## Set problem
Copy each line holding the string "DOMAČIH".

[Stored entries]
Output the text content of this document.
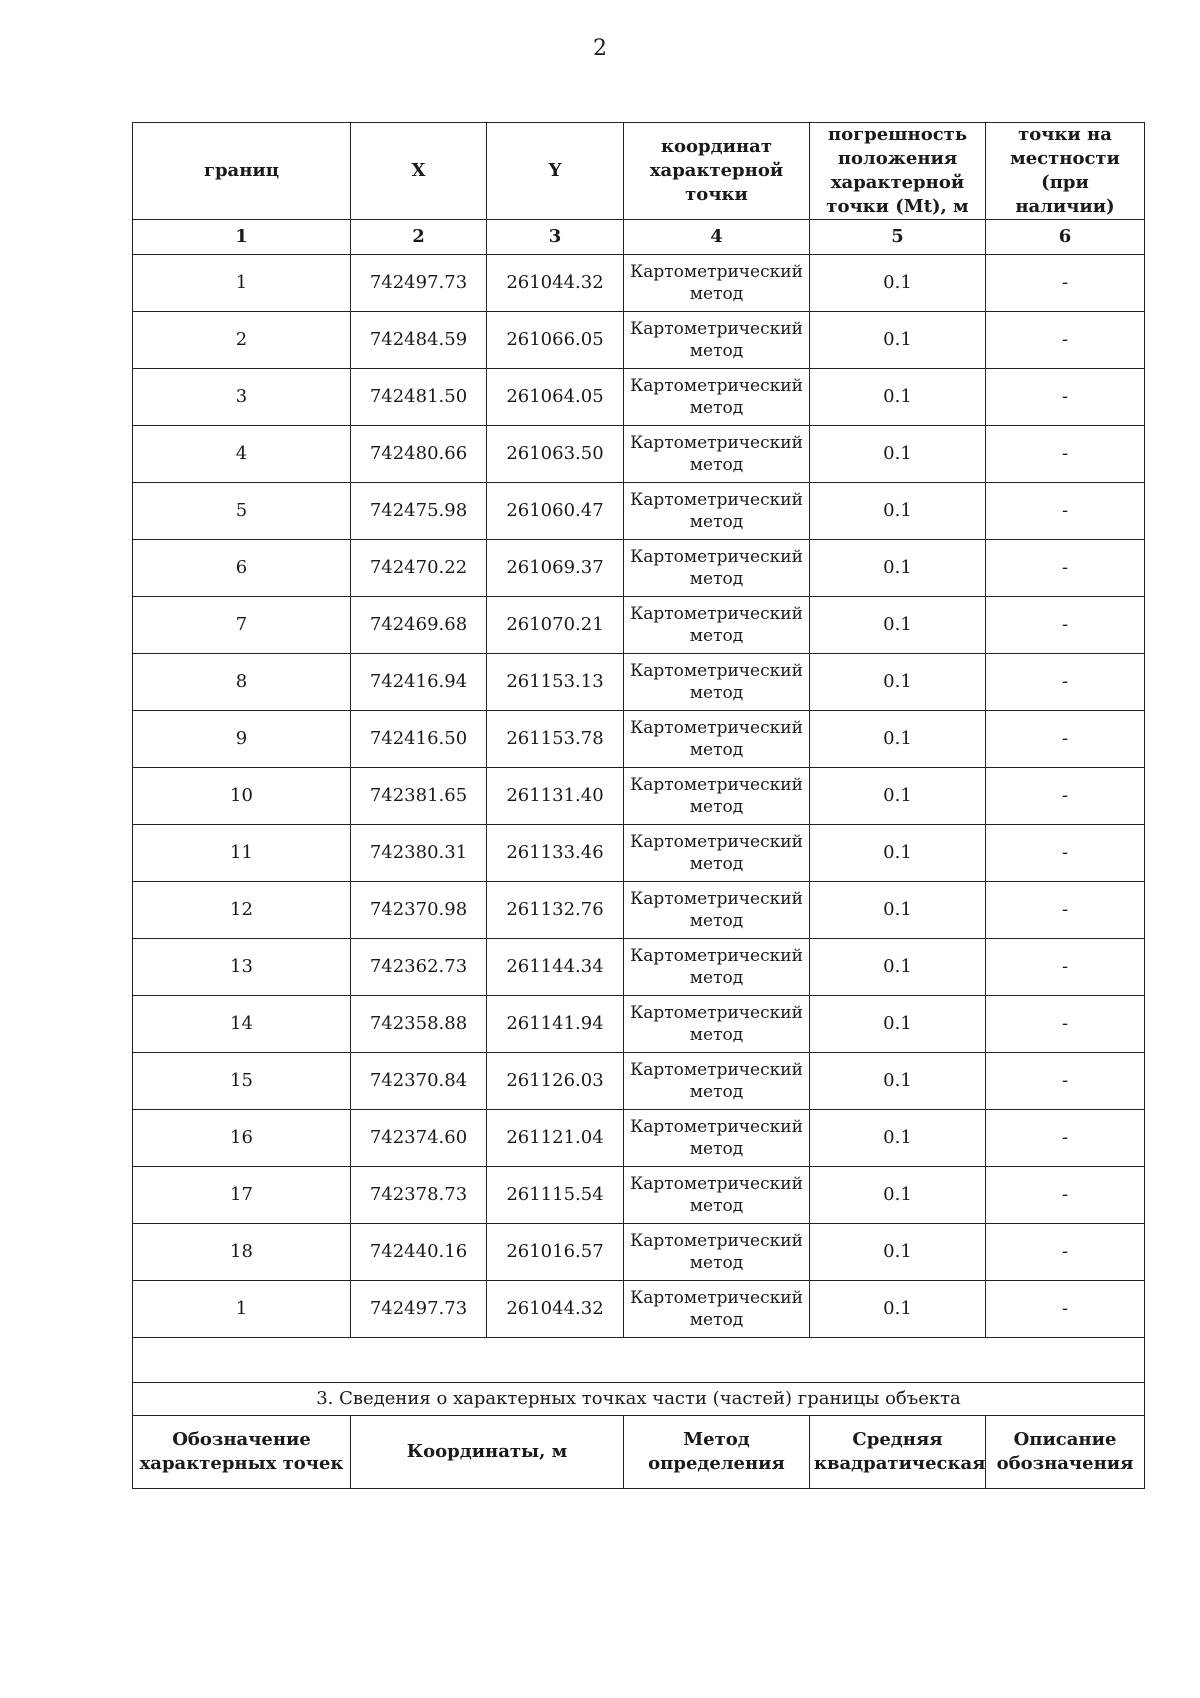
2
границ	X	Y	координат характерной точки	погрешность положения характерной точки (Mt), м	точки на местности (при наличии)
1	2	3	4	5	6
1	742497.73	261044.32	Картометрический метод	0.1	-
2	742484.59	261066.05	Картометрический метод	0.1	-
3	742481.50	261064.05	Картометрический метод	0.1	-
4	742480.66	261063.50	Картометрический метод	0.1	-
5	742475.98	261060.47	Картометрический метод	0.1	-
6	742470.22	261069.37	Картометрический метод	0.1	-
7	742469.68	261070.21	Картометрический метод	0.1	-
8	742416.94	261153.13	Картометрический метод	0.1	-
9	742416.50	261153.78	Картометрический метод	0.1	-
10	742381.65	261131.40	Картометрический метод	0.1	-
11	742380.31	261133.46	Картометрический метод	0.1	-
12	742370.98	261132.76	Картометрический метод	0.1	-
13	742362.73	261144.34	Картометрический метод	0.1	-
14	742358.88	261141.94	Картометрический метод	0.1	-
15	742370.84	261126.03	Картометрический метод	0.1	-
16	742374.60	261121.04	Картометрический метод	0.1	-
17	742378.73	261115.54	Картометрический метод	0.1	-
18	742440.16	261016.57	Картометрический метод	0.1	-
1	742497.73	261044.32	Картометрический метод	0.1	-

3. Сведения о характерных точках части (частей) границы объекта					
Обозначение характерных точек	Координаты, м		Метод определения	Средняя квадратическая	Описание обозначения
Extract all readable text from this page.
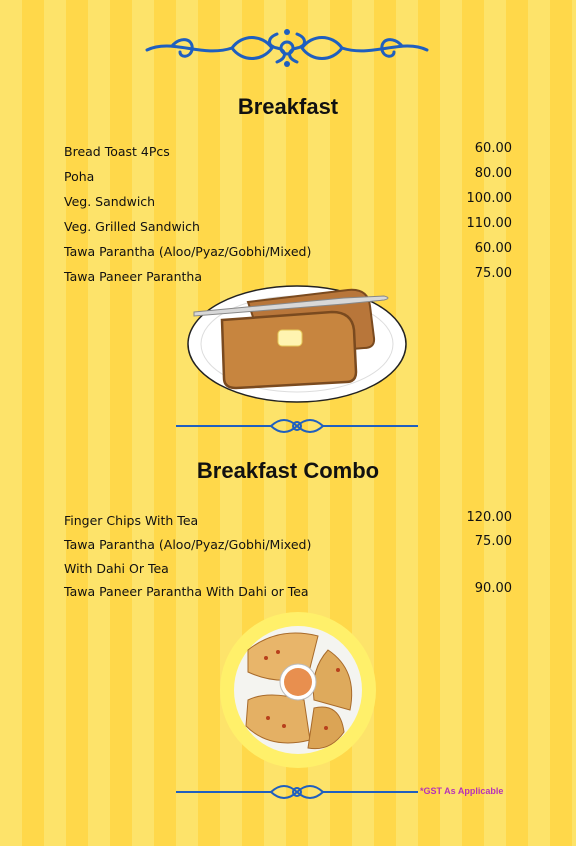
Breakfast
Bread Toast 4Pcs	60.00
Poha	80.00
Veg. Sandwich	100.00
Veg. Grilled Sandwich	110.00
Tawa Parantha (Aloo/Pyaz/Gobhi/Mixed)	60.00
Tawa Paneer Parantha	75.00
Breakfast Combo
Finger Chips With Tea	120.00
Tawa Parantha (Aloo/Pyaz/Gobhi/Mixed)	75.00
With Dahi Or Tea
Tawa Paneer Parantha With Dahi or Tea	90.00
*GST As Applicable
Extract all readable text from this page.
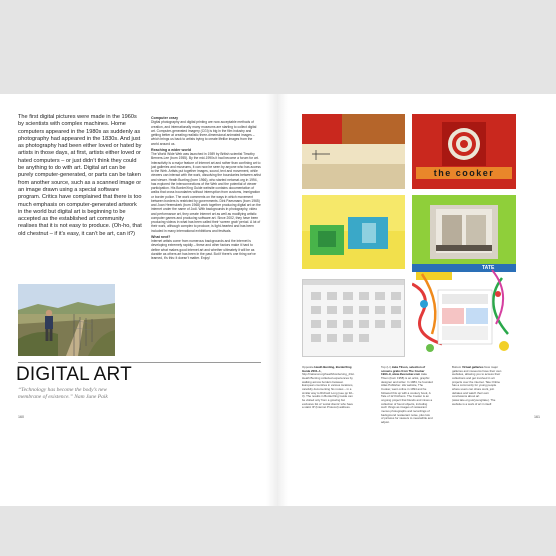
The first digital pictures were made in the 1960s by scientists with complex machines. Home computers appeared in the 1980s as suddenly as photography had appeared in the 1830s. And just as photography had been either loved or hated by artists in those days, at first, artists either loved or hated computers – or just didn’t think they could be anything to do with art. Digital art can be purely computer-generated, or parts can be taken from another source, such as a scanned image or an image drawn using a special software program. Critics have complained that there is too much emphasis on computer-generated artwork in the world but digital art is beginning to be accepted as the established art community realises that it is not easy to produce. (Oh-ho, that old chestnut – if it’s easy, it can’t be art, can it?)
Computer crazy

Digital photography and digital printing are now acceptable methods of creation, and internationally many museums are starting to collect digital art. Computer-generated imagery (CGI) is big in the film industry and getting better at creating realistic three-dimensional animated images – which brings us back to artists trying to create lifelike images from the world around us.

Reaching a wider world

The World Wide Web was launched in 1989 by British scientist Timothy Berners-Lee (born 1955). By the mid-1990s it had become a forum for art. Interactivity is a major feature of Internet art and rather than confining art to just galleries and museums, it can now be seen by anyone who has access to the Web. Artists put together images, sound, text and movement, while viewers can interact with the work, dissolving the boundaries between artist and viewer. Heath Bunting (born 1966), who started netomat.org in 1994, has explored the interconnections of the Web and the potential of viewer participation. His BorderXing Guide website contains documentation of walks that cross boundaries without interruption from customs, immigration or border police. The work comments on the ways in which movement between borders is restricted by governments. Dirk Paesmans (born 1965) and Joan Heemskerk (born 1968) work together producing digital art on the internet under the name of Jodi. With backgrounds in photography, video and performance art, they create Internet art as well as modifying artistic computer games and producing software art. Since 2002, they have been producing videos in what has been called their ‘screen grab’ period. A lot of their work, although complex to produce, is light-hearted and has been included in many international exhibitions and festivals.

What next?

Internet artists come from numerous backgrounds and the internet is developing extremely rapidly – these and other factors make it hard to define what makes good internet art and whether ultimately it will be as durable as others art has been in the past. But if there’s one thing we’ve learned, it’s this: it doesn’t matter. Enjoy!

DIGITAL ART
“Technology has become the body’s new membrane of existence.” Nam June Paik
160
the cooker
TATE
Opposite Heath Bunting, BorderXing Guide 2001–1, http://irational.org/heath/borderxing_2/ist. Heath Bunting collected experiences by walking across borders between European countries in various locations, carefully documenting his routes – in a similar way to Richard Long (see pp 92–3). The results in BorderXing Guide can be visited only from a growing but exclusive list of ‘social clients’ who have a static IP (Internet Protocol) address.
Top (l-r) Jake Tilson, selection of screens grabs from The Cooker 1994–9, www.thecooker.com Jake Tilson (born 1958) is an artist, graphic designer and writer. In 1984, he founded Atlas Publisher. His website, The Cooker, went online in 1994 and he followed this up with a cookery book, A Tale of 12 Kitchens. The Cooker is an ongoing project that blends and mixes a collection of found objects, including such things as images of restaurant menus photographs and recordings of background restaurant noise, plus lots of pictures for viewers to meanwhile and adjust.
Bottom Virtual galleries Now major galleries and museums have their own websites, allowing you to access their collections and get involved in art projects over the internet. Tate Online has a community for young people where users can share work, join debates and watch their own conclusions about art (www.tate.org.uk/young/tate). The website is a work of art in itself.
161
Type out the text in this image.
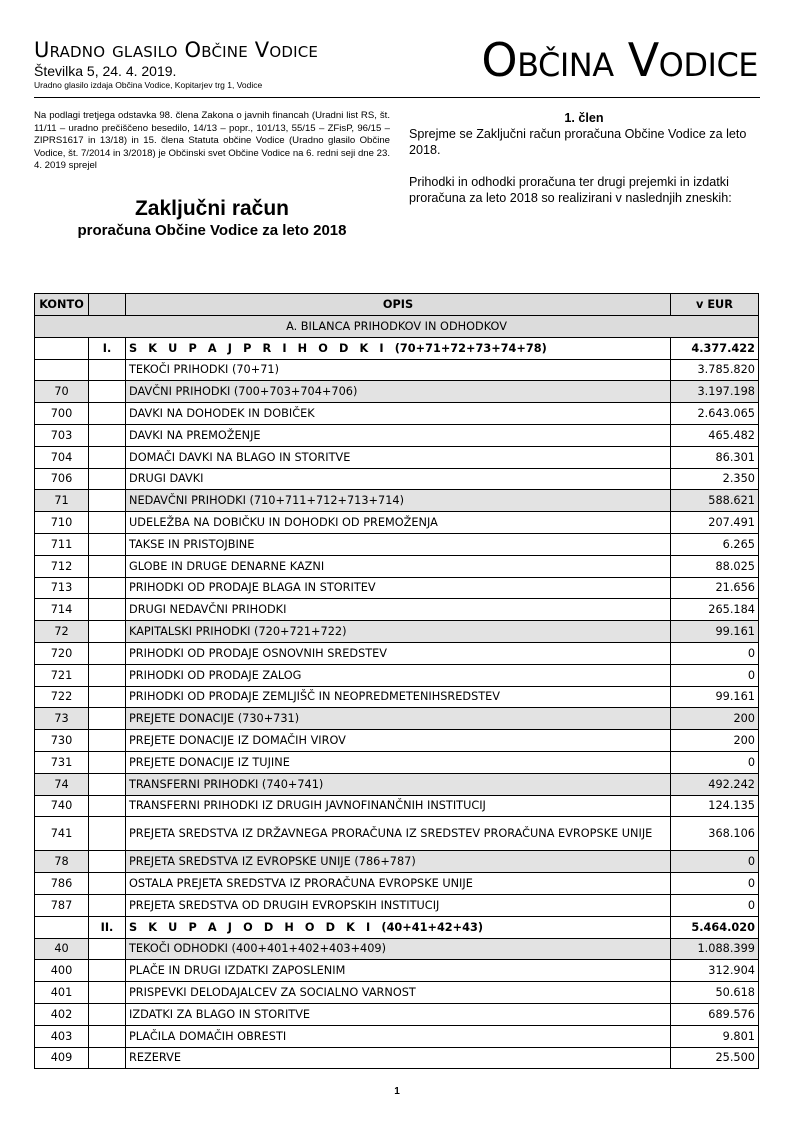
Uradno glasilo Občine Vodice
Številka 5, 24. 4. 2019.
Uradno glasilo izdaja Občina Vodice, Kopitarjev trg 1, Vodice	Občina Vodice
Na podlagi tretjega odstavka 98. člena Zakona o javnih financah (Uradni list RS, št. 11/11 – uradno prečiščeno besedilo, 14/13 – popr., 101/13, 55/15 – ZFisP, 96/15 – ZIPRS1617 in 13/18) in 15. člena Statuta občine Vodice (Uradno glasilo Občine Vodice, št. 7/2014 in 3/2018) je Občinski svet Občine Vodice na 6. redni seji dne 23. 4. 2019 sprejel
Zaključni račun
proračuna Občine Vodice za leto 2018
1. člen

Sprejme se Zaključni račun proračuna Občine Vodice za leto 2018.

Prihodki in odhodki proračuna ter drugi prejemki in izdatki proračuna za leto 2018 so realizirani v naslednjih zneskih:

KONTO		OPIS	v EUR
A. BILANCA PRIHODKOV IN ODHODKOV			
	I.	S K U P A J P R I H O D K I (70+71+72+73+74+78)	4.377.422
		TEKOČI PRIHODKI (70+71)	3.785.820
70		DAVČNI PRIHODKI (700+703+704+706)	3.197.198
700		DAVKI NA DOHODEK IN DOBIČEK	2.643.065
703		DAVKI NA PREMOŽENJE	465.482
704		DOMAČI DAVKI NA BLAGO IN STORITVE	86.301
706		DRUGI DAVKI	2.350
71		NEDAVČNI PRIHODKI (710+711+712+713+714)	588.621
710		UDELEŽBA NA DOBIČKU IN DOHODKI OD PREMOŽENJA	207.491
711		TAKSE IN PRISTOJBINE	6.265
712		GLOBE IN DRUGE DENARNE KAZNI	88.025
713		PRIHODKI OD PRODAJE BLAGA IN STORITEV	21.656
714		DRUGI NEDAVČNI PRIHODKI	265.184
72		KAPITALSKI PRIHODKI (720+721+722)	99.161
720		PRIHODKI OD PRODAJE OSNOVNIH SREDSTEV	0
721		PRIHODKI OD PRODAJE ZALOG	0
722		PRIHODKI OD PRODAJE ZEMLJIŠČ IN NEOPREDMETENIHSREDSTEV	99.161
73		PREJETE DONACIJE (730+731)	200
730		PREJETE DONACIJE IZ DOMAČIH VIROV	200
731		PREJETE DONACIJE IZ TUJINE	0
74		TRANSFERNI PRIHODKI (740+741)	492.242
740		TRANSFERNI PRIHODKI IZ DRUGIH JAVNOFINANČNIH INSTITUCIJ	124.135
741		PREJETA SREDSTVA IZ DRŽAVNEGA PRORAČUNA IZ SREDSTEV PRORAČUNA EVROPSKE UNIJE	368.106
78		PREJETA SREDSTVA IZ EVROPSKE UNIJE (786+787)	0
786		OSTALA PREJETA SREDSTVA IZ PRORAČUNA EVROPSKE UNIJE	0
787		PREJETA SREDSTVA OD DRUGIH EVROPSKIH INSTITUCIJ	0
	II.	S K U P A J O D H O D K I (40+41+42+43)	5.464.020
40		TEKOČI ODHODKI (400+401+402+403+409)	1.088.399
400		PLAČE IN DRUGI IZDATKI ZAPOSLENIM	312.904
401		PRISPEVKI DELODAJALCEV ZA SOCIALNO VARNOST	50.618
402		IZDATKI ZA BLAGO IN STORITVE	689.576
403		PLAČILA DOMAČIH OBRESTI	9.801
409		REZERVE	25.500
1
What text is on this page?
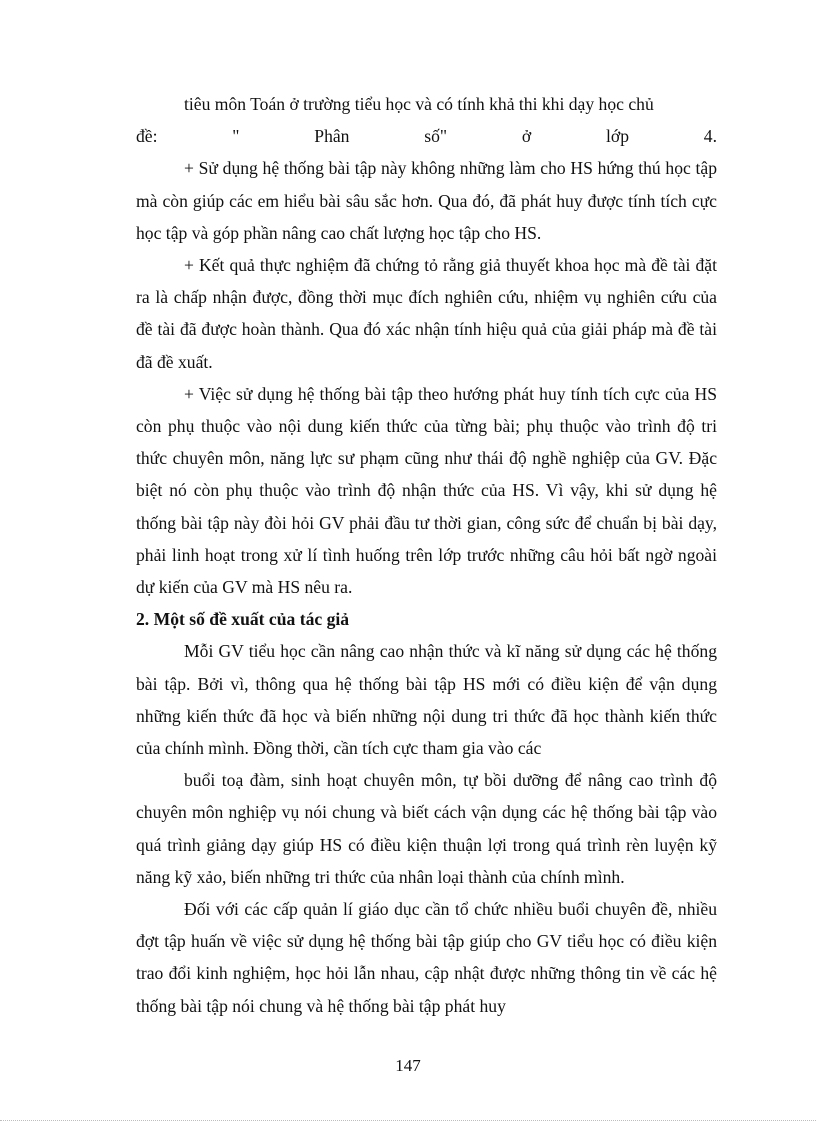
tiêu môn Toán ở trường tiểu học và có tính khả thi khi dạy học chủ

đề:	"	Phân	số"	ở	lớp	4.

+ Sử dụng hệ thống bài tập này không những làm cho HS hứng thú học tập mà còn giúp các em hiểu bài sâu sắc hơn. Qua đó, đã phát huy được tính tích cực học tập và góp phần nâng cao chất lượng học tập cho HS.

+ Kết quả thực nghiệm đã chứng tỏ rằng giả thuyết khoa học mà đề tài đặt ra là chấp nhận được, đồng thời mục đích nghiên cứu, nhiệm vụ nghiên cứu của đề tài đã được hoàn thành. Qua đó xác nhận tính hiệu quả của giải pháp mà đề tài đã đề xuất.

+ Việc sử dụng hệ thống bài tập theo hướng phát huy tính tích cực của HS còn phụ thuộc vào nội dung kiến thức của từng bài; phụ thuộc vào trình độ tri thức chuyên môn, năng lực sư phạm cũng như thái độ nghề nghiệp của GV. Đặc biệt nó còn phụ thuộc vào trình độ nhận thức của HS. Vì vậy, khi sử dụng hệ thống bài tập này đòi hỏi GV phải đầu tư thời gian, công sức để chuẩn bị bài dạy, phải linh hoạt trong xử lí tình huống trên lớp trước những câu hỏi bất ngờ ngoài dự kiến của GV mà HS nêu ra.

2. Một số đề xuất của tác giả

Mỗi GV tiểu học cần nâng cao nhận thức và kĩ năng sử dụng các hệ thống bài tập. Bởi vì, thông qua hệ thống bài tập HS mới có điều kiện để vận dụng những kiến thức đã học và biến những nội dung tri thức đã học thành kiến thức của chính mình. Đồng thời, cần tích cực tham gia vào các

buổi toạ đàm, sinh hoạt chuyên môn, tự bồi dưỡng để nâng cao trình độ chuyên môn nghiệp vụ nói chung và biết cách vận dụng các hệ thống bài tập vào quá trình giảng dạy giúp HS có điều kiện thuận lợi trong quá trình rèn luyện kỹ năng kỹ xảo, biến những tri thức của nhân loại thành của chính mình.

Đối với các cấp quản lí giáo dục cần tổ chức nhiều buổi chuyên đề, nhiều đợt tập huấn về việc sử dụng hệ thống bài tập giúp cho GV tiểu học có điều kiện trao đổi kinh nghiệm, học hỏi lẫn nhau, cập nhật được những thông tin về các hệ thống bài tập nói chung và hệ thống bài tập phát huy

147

## Response
730		PREJETE DONACIJE IZ DOMAČIH VIROV	200
403		PLAČILA DOMAČIH OBRESTI	9.801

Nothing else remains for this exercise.